Problem to solve: All of the material below is to be retyped exactly.

Data extract:
>> START

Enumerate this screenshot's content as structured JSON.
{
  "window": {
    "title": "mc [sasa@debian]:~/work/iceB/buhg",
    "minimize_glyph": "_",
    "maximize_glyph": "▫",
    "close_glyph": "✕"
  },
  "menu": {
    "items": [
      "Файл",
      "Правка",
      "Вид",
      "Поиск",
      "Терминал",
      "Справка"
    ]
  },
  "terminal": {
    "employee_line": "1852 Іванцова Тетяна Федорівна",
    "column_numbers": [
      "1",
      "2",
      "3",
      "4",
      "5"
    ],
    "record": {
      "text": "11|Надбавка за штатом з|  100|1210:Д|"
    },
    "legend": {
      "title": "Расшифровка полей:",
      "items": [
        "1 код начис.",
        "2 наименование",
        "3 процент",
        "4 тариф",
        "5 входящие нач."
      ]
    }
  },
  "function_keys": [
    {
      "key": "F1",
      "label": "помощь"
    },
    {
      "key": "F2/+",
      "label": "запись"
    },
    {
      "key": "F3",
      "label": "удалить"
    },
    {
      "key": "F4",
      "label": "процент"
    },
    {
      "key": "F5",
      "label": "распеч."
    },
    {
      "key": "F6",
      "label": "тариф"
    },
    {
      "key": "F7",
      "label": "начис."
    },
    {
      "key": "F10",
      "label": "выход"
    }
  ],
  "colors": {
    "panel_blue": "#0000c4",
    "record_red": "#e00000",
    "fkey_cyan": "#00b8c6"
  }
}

>> END

Complete output:
Enumerate this screenshot's content as structured JSON.
{
  "window": {
    "title": "mc [sasa@debian]:~/work/iceB/buhg",
    "minimize_glyph": "_",
    "maximize_glyph": "▫",
    "close_glyph": "✕"
  },
  "menu": {
    "items": [
      "Файл",
      "Правка",
      "Вид",
      "Поиск",
      "Терминал",
      "Справка"
    ]
  },
  "terminal": {
    "employee_line": "1852 Іванцова Тетяна Федорівна",
    "column_numbers": [
      "1",
      "2",
      "3",
      "4",
      "5"
    ],
    "record": {
      "text": "11|Надбавка за штатом з|  100|1210:Д|"
    },
    "legend": {
      "title": "Расшифровка полей:",
      "items": [
        "1 код начис.",
        "2 наименование",
        "3 процент",
        "4 тариф",
        "5 входящие нач."
      ]
    }
  },
  "function_keys": [
    {
      "key": "F1",
      "label": "помощь"
    },
    {
      "key": "F2/+",
      "label": "запись"
    },
    {
      "key": "F3",
      "label": "удалить"
    },
    {
      "key": "F4",
      "label": "процент"
    },
    {
      "key": "F5",
      "label": "распеч."
    },
    {
      "key": "F6",
      "label": "тариф"
    },
    {
      "key": "F7",
      "label": "начис."
    },
    {
      "key": "F10",
      "label": "выход"
    }
  ],
  "colors": {
    "panel_blue": "#0000c4",
    "record_red": "#e00000",
    "fkey_cyan": "#00b8c6"
  }
}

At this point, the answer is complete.